*Given problem*:
Return all of the data exactly, with nothing left out but the pictures.

*Raw data*:
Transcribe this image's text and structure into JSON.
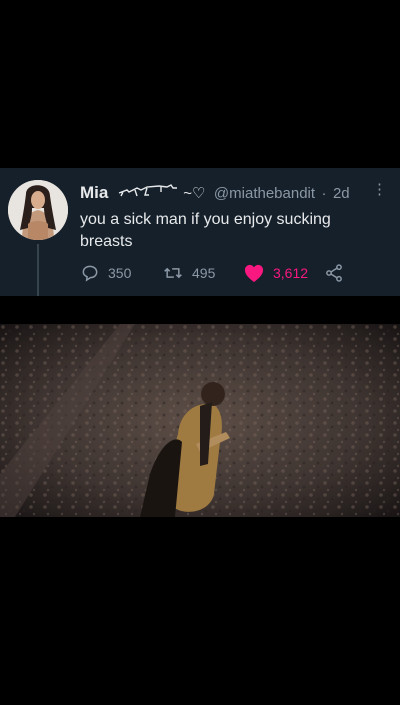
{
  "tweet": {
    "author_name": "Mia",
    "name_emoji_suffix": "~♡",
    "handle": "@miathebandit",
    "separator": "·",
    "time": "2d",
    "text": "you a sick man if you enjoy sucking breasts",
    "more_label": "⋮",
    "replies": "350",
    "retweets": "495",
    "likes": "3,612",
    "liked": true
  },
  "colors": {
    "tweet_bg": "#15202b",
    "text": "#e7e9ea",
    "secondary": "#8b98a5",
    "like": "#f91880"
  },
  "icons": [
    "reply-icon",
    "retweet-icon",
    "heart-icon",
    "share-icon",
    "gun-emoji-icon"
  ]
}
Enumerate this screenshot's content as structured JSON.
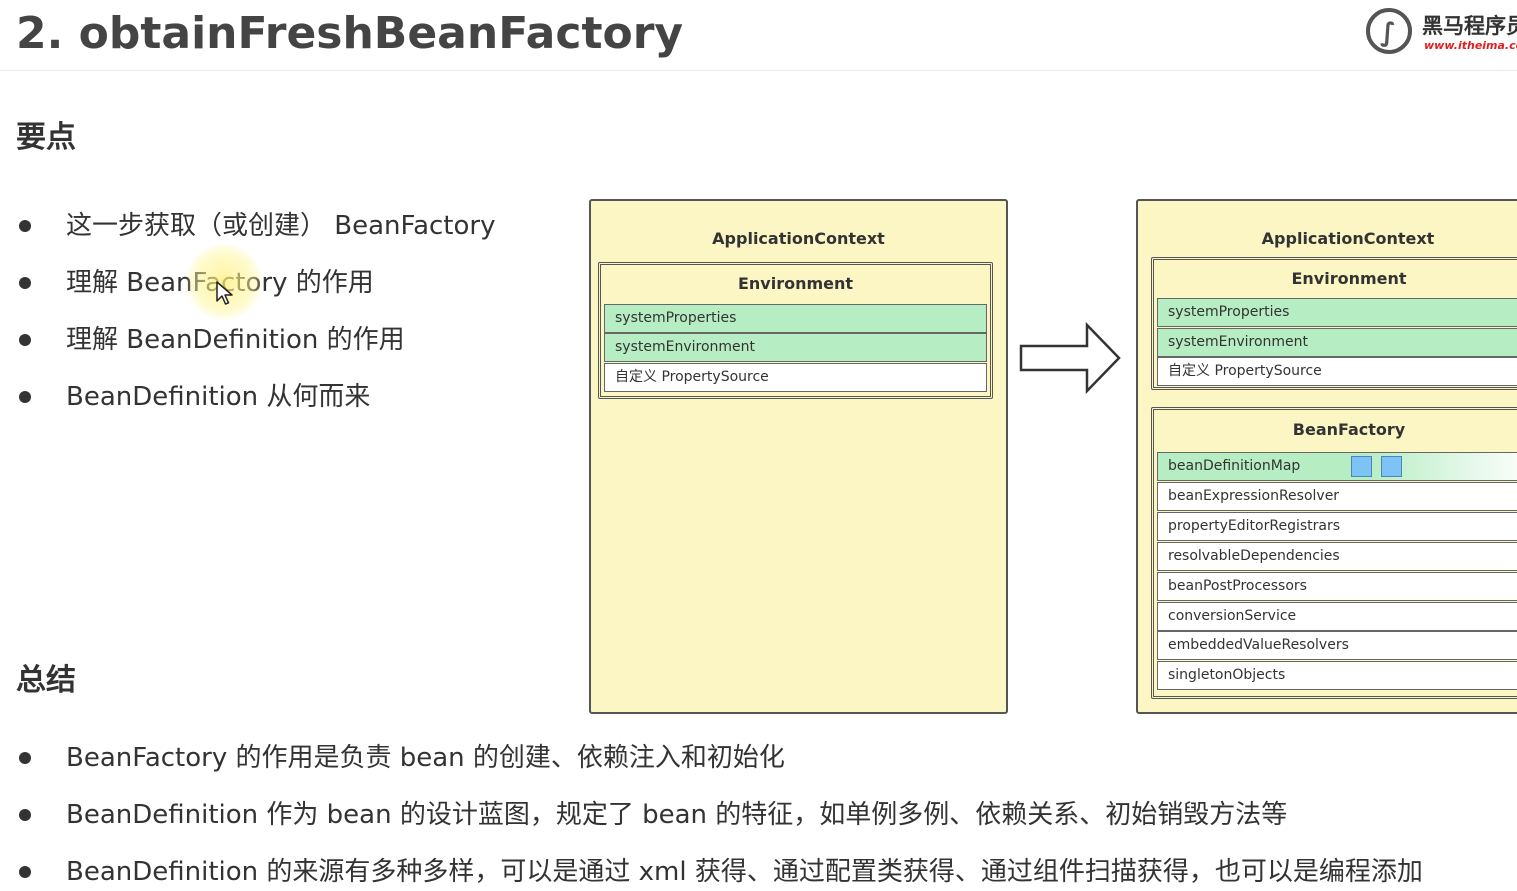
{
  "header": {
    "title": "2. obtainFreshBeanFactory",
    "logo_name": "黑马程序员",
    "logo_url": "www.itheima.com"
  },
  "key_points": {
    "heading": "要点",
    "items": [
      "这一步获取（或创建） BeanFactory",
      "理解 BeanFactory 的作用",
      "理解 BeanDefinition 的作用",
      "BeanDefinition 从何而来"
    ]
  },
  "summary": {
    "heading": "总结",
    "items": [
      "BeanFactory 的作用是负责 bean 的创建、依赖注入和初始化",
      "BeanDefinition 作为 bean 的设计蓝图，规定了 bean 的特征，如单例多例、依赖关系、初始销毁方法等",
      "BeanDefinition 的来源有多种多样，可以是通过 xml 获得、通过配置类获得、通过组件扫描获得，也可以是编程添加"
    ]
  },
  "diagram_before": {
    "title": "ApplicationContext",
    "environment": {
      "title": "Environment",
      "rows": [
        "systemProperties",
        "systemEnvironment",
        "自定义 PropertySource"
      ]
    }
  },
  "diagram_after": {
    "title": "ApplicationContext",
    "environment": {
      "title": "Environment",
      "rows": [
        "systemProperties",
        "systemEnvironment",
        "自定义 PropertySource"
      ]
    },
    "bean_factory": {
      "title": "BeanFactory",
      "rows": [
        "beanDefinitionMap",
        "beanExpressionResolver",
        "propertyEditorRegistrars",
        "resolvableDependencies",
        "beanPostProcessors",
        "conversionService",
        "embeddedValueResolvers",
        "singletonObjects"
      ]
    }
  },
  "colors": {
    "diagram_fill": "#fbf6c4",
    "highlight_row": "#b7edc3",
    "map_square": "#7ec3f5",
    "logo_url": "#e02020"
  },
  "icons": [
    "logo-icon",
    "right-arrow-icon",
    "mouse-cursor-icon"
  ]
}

*The response*:
Transcribe this image's text and structure into JSON.
{
  "tweet": {
    "author_name": "Mia",
    "name_emoji_suffix": "~♡",
    "handle": "@miathebandit",
    "separator": "·",
    "time": "2d",
    "text": "you a sick man if you enjoy sucking breasts",
    "more_label": "⋮",
    "replies": "350",
    "retweets": "495",
    "likes": "3,612",
    "liked": true
  },
  "colors": {
    "tweet_bg": "#15202b",
    "text": "#e7e9ea",
    "secondary": "#8b98a5",
    "like": "#f91880"
  },
  "icons": [
    "reply-icon",
    "retweet-icon",
    "heart-icon",
    "share-icon",
    "gun-emoji-icon"
  ]
}
Enumerate this screenshot's content as structured JSON.
{
  "header": {
    "title": "2. obtainFreshBeanFactory",
    "logo_name": "黑马程序员",
    "logo_url": "www.itheima.com"
  },
  "key_points": {
    "heading": "要点",
    "items": [
      "这一步获取（或创建） BeanFactory",
      "理解 BeanFactory 的作用",
      "理解 BeanDefinition 的作用",
      "BeanDefinition 从何而来"
    ]
  },
  "summary": {
    "heading": "总结",
    "items": [
      "BeanFactory 的作用是负责 bean 的创建、依赖注入和初始化",
      "BeanDefinition 作为 bean 的设计蓝图，规定了 bean 的特征，如单例多例、依赖关系、初始销毁方法等",
      "BeanDefinition 的来源有多种多样，可以是通过 xml 获得、通过配置类获得、通过组件扫描获得，也可以是编程添加"
    ]
  },
  "diagram_before": {
    "title": "ApplicationContext",
    "environment": {
      "title": "Environment",
      "rows": [
        "systemProperties",
        "systemEnvironment",
        "自定义 PropertySource"
      ]
    }
  },
  "diagram_after": {
    "title": "ApplicationContext",
    "environment": {
      "title": "Environment",
      "rows": [
        "systemProperties",
        "systemEnvironment",
        "自定义 PropertySource"
      ]
    },
    "bean_factory": {
      "title": "BeanFactory",
      "rows": [
        "beanDefinitionMap",
        "beanExpressionResolver",
        "propertyEditorRegistrars",
        "resolvableDependencies",
        "beanPostProcessors",
        "conversionService",
        "embeddedValueResolvers",
        "singletonObjects"
      ]
    }
  },
  "colors": {
    "diagram_fill": "#fbf6c4",
    "highlight_row": "#b7edc3",
    "map_square": "#7ec3f5",
    "logo_url": "#e02020"
  },
  "icons": [
    "logo-icon",
    "right-arrow-icon",
    "mouse-cursor-icon"
  ]
}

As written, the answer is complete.